### Given task
Leave out the pictures and transcribe the rest of the records exactly.

******

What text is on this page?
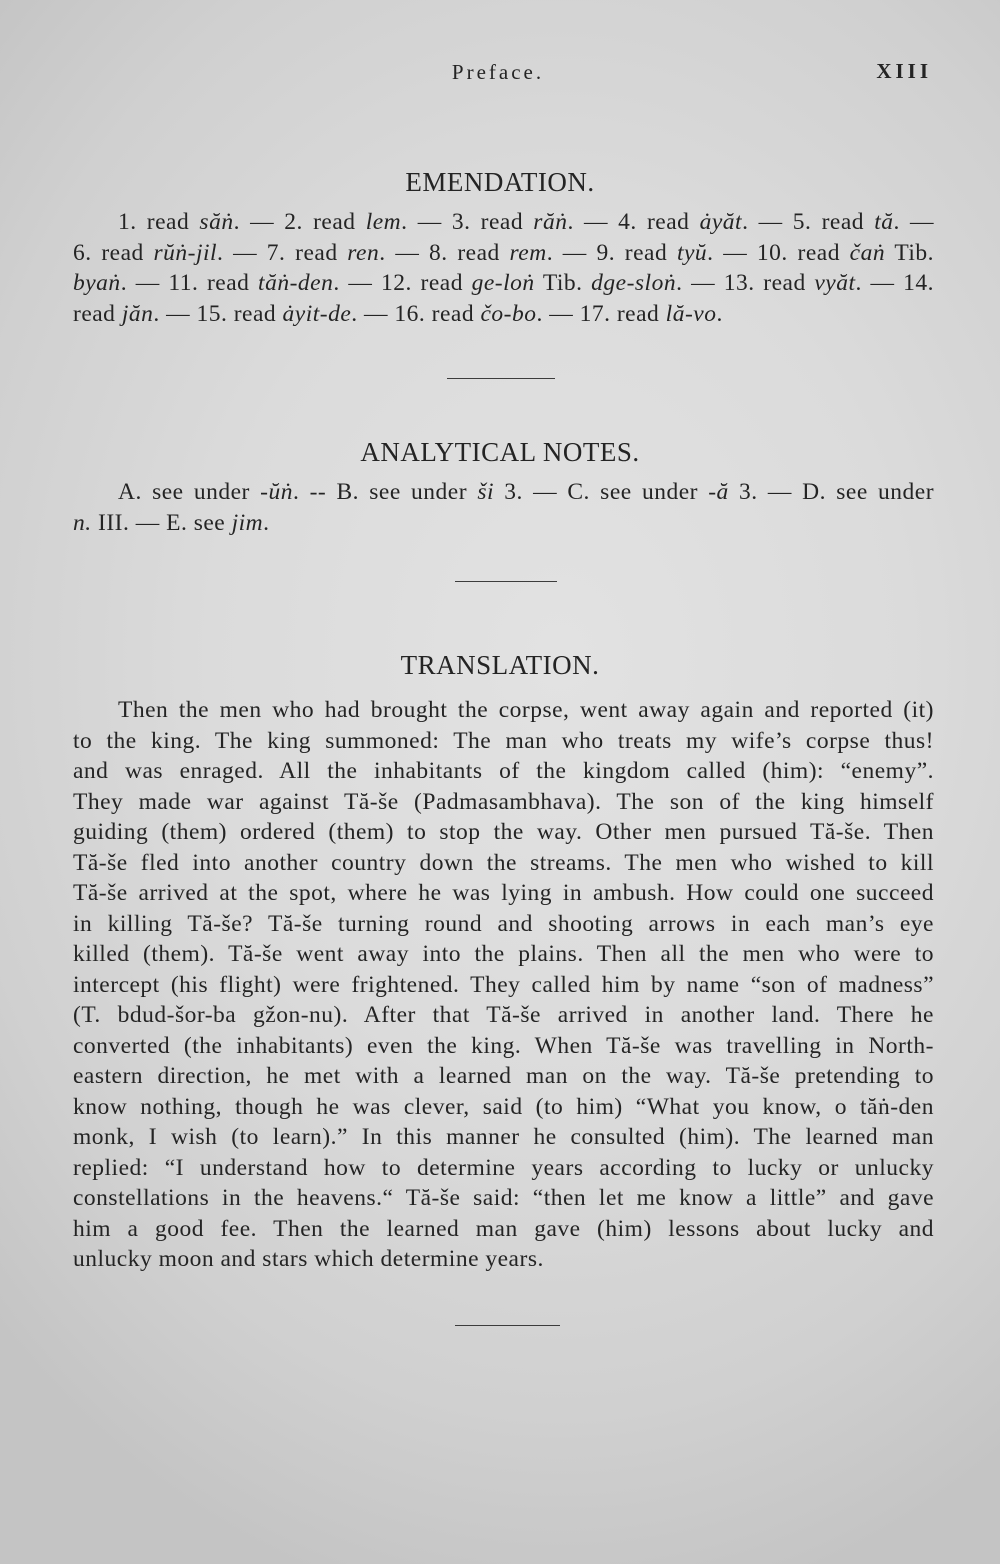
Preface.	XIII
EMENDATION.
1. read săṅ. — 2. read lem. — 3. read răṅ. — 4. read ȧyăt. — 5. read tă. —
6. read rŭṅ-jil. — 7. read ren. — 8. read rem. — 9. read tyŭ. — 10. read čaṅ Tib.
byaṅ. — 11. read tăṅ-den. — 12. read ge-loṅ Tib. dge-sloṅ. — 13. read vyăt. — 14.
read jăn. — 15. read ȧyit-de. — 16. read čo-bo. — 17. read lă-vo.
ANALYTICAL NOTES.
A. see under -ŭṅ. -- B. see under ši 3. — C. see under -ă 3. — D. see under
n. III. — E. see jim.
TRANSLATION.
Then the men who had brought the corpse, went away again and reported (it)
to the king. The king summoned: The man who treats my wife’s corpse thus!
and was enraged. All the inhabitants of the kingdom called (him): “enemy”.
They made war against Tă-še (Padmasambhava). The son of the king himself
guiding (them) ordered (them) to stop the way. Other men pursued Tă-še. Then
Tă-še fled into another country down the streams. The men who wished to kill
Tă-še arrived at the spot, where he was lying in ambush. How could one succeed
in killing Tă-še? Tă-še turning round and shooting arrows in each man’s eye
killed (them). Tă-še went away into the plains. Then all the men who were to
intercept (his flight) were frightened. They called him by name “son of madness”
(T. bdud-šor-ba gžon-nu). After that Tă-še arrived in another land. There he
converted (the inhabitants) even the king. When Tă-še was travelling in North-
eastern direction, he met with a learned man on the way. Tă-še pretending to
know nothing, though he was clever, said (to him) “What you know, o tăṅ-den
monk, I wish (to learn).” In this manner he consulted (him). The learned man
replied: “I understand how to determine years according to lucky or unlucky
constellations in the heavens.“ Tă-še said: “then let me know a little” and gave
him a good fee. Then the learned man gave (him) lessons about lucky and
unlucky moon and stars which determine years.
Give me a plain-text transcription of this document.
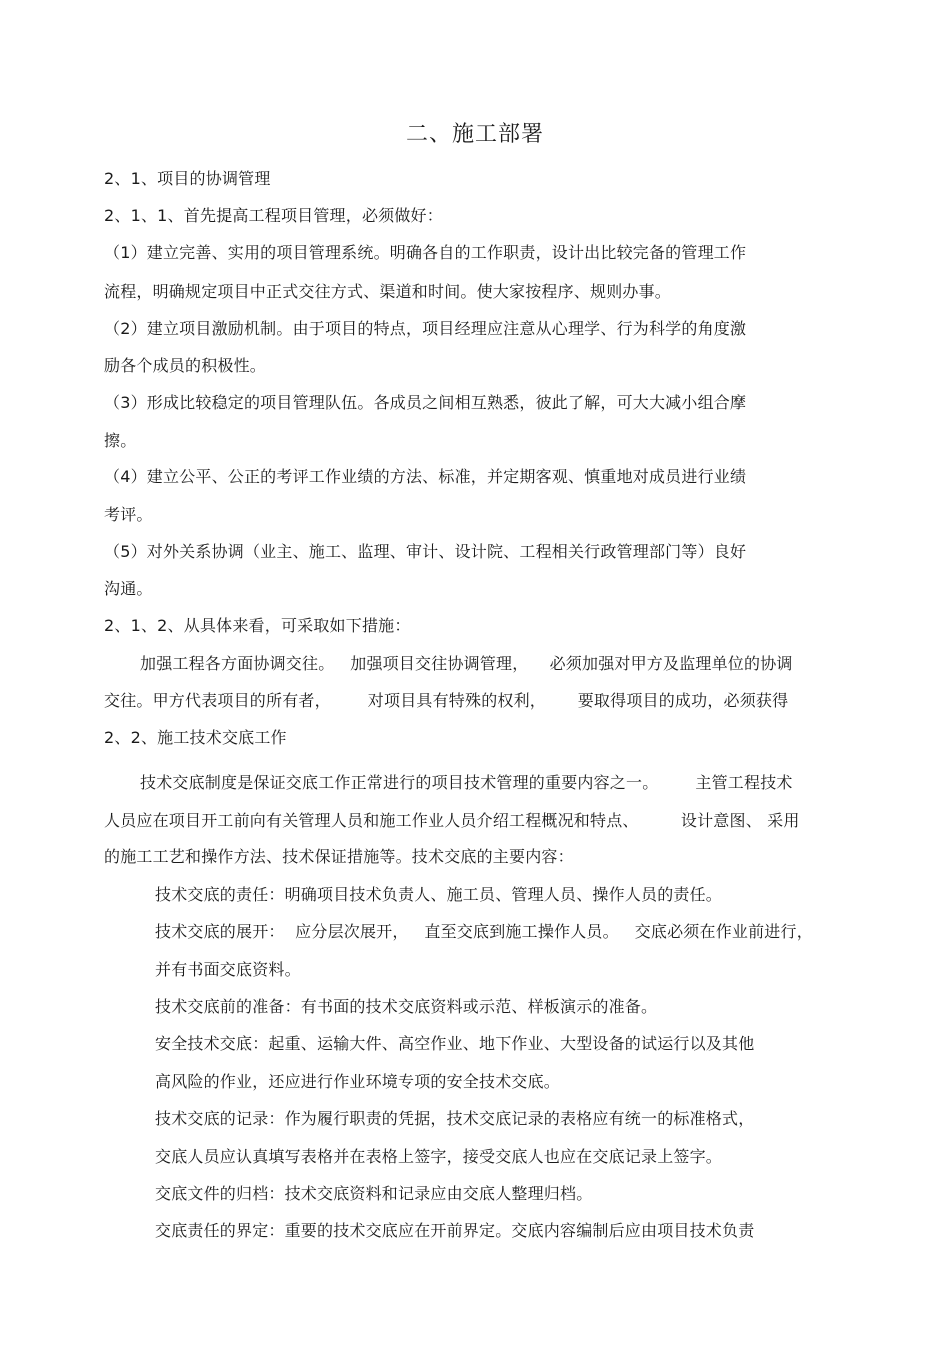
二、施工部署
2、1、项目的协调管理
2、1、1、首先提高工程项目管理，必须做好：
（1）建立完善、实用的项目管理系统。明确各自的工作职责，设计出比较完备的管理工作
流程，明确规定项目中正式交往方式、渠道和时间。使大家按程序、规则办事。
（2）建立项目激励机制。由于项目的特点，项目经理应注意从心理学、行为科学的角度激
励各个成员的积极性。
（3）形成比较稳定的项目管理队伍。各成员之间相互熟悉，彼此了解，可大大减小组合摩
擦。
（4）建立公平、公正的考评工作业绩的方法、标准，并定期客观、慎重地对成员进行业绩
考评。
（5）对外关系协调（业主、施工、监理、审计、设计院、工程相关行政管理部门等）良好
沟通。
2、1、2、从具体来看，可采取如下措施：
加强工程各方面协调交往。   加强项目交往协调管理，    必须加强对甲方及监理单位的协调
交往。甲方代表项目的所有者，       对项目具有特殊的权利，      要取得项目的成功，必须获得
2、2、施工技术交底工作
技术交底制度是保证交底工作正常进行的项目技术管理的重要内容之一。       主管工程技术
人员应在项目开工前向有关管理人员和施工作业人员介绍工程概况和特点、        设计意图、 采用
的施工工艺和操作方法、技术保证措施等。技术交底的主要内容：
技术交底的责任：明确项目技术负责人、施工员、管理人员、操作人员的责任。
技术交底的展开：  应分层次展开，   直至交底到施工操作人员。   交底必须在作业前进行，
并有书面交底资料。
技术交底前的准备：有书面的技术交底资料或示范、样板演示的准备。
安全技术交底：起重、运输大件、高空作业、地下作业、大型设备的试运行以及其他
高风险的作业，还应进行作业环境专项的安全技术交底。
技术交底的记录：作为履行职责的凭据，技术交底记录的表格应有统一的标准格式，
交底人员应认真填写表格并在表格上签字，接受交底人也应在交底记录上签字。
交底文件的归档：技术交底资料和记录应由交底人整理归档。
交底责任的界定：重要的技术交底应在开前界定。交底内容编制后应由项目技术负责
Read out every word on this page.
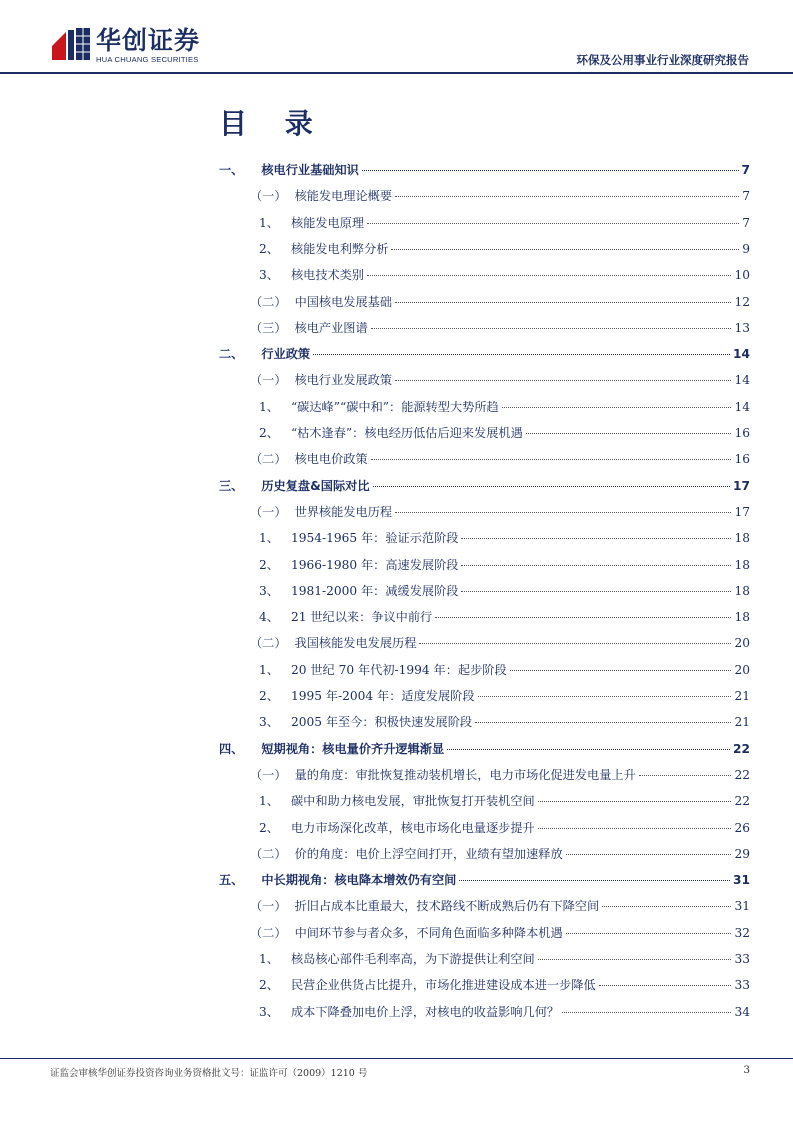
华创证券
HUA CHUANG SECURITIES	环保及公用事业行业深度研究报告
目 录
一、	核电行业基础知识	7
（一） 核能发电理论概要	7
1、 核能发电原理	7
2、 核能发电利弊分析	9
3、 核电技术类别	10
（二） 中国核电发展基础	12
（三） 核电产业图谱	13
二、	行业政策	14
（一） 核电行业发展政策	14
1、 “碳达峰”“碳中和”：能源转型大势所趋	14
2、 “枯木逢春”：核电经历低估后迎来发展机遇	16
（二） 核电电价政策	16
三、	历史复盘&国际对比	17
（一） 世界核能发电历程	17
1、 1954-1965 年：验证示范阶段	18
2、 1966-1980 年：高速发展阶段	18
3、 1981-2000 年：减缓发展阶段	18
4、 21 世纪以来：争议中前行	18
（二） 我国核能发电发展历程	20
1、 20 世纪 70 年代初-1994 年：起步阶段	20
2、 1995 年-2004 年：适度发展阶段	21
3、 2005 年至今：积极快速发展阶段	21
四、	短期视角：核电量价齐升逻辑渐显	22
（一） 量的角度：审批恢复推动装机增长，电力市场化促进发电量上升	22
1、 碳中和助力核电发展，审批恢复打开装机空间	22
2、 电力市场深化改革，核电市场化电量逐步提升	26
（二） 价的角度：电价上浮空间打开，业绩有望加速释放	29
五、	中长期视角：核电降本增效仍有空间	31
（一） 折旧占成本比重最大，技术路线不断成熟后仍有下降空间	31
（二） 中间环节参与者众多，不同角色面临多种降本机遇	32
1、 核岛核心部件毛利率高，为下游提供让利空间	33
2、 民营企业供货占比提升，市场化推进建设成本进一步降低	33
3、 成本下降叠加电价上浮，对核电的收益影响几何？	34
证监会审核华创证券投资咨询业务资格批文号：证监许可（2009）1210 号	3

******

### Full answer
What text is on this page?
Preface.	XIII
EMENDATION.
1. read săṅ. — 2. read lem. — 3. read răṅ. — 4. read ȧyăt. — 5. read tă. —
6. read rŭṅ-jil. — 7. read ren. — 8. read rem. — 9. read tyŭ. — 10. read čaṅ Tib.
byaṅ. — 11. read tăṅ-den. — 12. read ge-loṅ Tib. dge-sloṅ. — 13. read vyăt. — 14.
read jăn. — 15. read ȧyit-de. — 16. read čo-bo. — 17. read lă-vo.
ANALYTICAL NOTES.
A. see under -ŭṅ. -- B. see under ši 3. — C. see under -ă 3. — D. see under
n. III. — E. see jim.
TRANSLATION.
Then the men who had brought the corpse, went away again and reported (it)
to the king. The king summoned: The man who treats my wife’s corpse thus!
and was enraged. All the inhabitants of the kingdom called (him): “enemy”.
They made war against Tă-še (Padmasambhava). The son of the king himself
guiding (them) ordered (them) to stop the way. Other men pursued Tă-še. Then
Tă-še fled into another country down the streams. The men who wished to kill
Tă-še arrived at the spot, where he was lying in ambush. How could one succeed
in killing Tă-še? Tă-še turning round and shooting arrows in each man’s eye
killed (them). Tă-še went away into the plains. Then all the men who were to
intercept (his flight) were frightened. They called him by name “son of madness”
(T. bdud-šor-ba gžon-nu). After that Tă-še arrived in another land. There he
converted (the inhabitants) even the king. When Tă-še was travelling in North-
eastern direction, he met with a learned man on the way. Tă-še pretending to
know nothing, though he was clever, said (to him) “What you know, o tăṅ-den
monk, I wish (to learn).” In this manner he consulted (him). The learned man
replied: “I understand how to determine years according to lucky or unlucky
constellations in the heavens.“ Tă-še said: “then let me know a little” and gave
him a good fee. Then the learned man gave (him) lessons about lucky and
unlucky moon and stars which determine years.
Give me a plain-text transcription of this document.
二、施工部署
2、1、项目的协调管理
2、1、1、首先提高工程项目管理，必须做好：
（1）建立完善、实用的项目管理系统。明确各自的工作职责，设计出比较完备的管理工作
流程，明确规定项目中正式交往方式、渠道和时间。使大家按程序、规则办事。
（2）建立项目激励机制。由于项目的特点，项目经理应注意从心理学、行为科学的角度激
励各个成员的积极性。
（3）形成比较稳定的项目管理队伍。各成员之间相互熟悉，彼此了解，可大大减小组合摩
擦。
（4）建立公平、公正的考评工作业绩的方法、标准，并定期客观、慎重地对成员进行业绩
考评。
（5）对外关系协调（业主、施工、监理、审计、设计院、工程相关行政管理部门等）良好
沟通。
2、1、2、从具体来看，可采取如下措施：
加强工程各方面协调交往。   加强项目交往协调管理，    必须加强对甲方及监理单位的协调
交往。甲方代表项目的所有者，       对项目具有特殊的权利，      要取得项目的成功，必须获得
2、2、施工技术交底工作
技术交底制度是保证交底工作正常进行的项目技术管理的重要内容之一。       主管工程技术
人员应在项目开工前向有关管理人员和施工作业人员介绍工程概况和特点、        设计意图、 采用
的施工工艺和操作方法、技术保证措施等。技术交底的主要内容：
技术交底的责任：明确项目技术负责人、施工员、管理人员、操作人员的责任。
技术交底的展开：  应分层次展开，   直至交底到施工操作人员。   交底必须在作业前进行，
并有书面交底资料。
技术交底前的准备：有书面的技术交底资料或示范、样板演示的准备。
安全技术交底：起重、运输大件、高空作业、地下作业、大型设备的试运行以及其他
高风险的作业，还应进行作业环境专项的安全技术交底。
技术交底的记录：作为履行职责的凭据，技术交底记录的表格应有统一的标准格式，
交底人员应认真填写表格并在表格上签字，接受交底人也应在交底记录上签字。
交底文件的归档：技术交底资料和记录应由交底人整理归档。
交底责任的界定：重要的技术交底应在开前界定。交底内容编制后应由项目技术负责
Read out every word on this page.
华创证券
HUA CHUANG SECURITIES	环保及公用事业行业深度研究报告
目 录
一、	核电行业基础知识	7
（一） 核能发电理论概要	7
1、 核能发电原理	7
2、 核能发电利弊分析	9
3、 核电技术类别	10
（二） 中国核电发展基础	12
（三） 核电产业图谱	13
二、	行业政策	14
（一） 核电行业发展政策	14
1、 “碳达峰”“碳中和”：能源转型大势所趋	14
2、 “枯木逢春”：核电经历低估后迎来发展机遇	16
（二） 核电电价政策	16
三、	历史复盘&国际对比	17
（一） 世界核能发电历程	17
1、 1954-1965 年：验证示范阶段	18
2、 1966-1980 年：高速发展阶段	18
3、 1981-2000 年：减缓发展阶段	18
4、 21 世纪以来：争议中前行	18
（二） 我国核能发电发展历程	20
1、 20 世纪 70 年代初-1994 年：起步阶段	20
2、 1995 年-2004 年：适度发展阶段	21
3、 2005 年至今：积极快速发展阶段	21
四、	短期视角：核电量价齐升逻辑渐显	22
（一） 量的角度：审批恢复推动装机增长，电力市场化促进发电量上升	22
1、 碳中和助力核电发展，审批恢复打开装机空间	22
2、 电力市场深化改革，核电市场化电量逐步提升	26
（二） 价的角度：电价上浮空间打开，业绩有望加速释放	29
五、	中长期视角：核电降本增效仍有空间	31
（一） 折旧占成本比重最大，技术路线不断成熟后仍有下降空间	31
（二） 中间环节参与者众多，不同角色面临多种降本机遇	32
1、 核岛核心部件毛利率高，为下游提供让利空间	33
2、 民营企业供货占比提升，市场化推进建设成本进一步降低	33
3、 成本下降叠加电价上浮，对核电的收益影响几何？	34
证监会审核华创证券投资咨询业务资格批文号：证监许可（2009）1210 号	3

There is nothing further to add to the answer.